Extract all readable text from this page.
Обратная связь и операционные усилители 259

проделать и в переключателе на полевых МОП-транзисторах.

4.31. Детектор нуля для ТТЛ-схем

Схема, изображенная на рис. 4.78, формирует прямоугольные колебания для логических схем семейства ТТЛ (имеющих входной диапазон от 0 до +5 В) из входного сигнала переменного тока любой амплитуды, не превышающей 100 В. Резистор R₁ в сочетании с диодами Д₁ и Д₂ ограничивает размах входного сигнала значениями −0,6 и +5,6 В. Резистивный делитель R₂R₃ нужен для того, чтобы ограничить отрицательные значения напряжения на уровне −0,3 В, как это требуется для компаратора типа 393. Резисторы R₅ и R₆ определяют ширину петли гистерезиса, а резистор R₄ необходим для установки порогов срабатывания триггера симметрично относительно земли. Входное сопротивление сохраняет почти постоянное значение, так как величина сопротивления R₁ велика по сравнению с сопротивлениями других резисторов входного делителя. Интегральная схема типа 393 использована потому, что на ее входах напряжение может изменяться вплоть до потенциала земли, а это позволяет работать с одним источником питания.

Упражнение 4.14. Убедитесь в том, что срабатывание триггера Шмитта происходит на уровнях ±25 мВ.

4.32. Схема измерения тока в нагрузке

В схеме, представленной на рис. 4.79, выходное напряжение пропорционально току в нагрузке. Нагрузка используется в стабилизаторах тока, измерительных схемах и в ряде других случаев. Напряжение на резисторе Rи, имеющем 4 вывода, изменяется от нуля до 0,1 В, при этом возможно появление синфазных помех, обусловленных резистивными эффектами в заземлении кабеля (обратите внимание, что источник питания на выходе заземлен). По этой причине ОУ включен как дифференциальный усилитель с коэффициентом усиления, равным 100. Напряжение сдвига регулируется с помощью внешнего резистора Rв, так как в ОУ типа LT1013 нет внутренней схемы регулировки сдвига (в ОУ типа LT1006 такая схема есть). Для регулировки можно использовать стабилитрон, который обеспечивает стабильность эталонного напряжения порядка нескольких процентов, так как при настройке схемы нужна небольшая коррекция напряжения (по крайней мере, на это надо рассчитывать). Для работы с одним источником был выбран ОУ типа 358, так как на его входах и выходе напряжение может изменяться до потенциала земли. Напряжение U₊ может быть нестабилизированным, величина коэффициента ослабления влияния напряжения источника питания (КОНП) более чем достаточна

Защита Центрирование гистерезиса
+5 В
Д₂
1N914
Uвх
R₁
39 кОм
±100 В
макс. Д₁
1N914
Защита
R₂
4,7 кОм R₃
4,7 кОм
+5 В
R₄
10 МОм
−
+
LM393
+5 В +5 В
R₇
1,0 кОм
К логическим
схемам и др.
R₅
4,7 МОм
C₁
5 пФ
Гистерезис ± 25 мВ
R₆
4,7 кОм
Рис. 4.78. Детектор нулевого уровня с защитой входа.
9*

.....

## EXERCISE PROMPT
State how many lines of the records above contain the word "триггера", and give only that number.

## THE COMPLETED TASK
2